**Exercise goal:** Nothing in the data should change when you return it, but leave the pictures out.

-.-.-

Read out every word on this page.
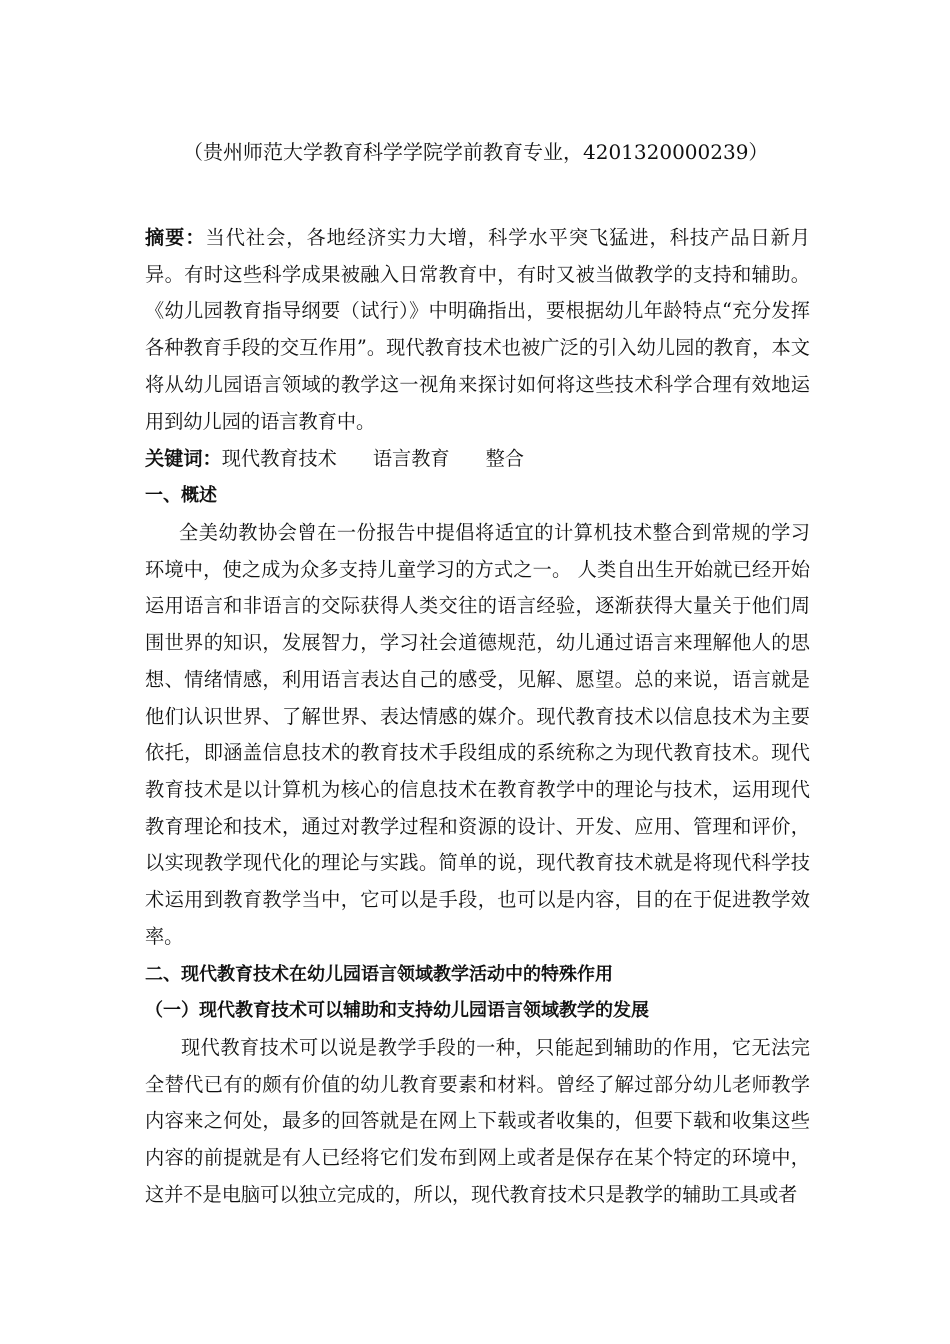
（贵州师范大学教育科学学院学前教育专业，4201320000239）
摘要：当代社会，各地经济实力大增，科学水平突飞猛进，科技产品日新月异。有时这些科学成果被融入日常教育中，有时又被当做教学的支持和辅助。《幼儿园教育指导纲要（试行）》中明确指出，要根据幼儿年龄特点“充分发挥各种教育手段的交互作用”。现代教育技术也被广泛的引入幼儿园的教育，本文将从幼儿园语言领域的教学这一视角来探讨如何将这些技术科学合理有效地运用到幼儿园的语言教育中。
关键词：现代教育技术 语言教育 整合
一、概述
全美幼教协会曾在一份报告中提倡将适宜的计算机技术整合到常规的学习环境中，使之成为众多支持儿童学习的方式之一。 人类自出生开始就已经开始运用语言和非语言的交际获得人类交往的语言经验，逐渐获得大量关于他们周围世界的知识，发展智力，学习社会道德规范，幼儿通过语言来理解他人的思想、情绪情感，利用语言表达自己的感受，见解、愿望。总的来说，语言就是他们认识世界、了解世界、表达情感的媒介。现代教育技术以信息技术为主要依托，即涵盖信息技术的教育技术手段组成的系统称之为现代教育技术。现代教育技术是以计算机为核心的信息技术在教育教学中的理论与技术，运用现代教育理论和技术，通过对教学过程和资源的设计、开发、应用、管理和评价，以实现教学现代化的理论与实践。简单的说，现代教育技术就是将现代科学技术运用到教育教学当中，它可以是手段，也可以是内容，目的在于促进教学效率。
二、现代教育技术在幼儿园语言领域教学活动中的特殊作用
（一）现代教育技术可以辅助和支持幼儿园语言领域教学的发展
现代教育技术可以说是教学手段的一种，只能起到辅助的作用，它无法完全替代已有的颇有价值的幼儿教育要素和材料。曾经了解过部分幼儿老师教学内容来之何处，最多的回答就是在网上下载或者收集的，但要下载和收集这些内容的前提就是有人已经将它们发布到网上或者是保存在某个特定的环境中，这并不是电脑可以独立完成的，所以，现代教育技术只是教学的辅助工具或者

-.-.-

**Written solution:**
Read out every word on this page.
（贵州师范大学教育科学学院学前教育专业，4201320000239）
摘要：当代社会，各地经济实力大增，科学水平突飞猛进，科技产品日新月异。有时这些科学成果被融入日常教育中，有时又被当做教学的支持和辅助。《幼儿园教育指导纲要（试行）》中明确指出，要根据幼儿年龄特点“充分发挥各种教育手段的交互作用”。现代教育技术也被广泛的引入幼儿园的教育，本文将从幼儿园语言领域的教学这一视角来探讨如何将这些技术科学合理有效地运用到幼儿园的语言教育中。
关键词：现代教育技术 语言教育 整合
一、概述
全美幼教协会曾在一份报告中提倡将适宜的计算机技术整合到常规的学习环境中，使之成为众多支持儿童学习的方式之一。 人类自出生开始就已经开始运用语言和非语言的交际获得人类交往的语言经验，逐渐获得大量关于他们周围世界的知识，发展智力，学习社会道德规范，幼儿通过语言来理解他人的思想、情绪情感，利用语言表达自己的感受，见解、愿望。总的来说，语言就是他们认识世界、了解世界、表达情感的媒介。现代教育技术以信息技术为主要依托，即涵盖信息技术的教育技术手段组成的系统称之为现代教育技术。现代教育技术是以计算机为核心的信息技术在教育教学中的理论与技术，运用现代教育理论和技术，通过对教学过程和资源的设计、开发、应用、管理和评价，以实现教学现代化的理论与实践。简单的说，现代教育技术就是将现代科学技术运用到教育教学当中，它可以是手段，也可以是内容，目的在于促进教学效率。
二、现代教育技术在幼儿园语言领域教学活动中的特殊作用
（一）现代教育技术可以辅助和支持幼儿园语言领域教学的发展
现代教育技术可以说是教学手段的一种，只能起到辅助的作用，它无法完全替代已有的颇有价值的幼儿教育要素和材料。曾经了解过部分幼儿老师教学内容来之何处，最多的回答就是在网上下载或者收集的，但要下载和收集这些内容的前提就是有人已经将它们发布到网上或者是保存在某个特定的环境中，这并不是电脑可以独立完成的，所以，现代教育技术只是教学的辅助工具或者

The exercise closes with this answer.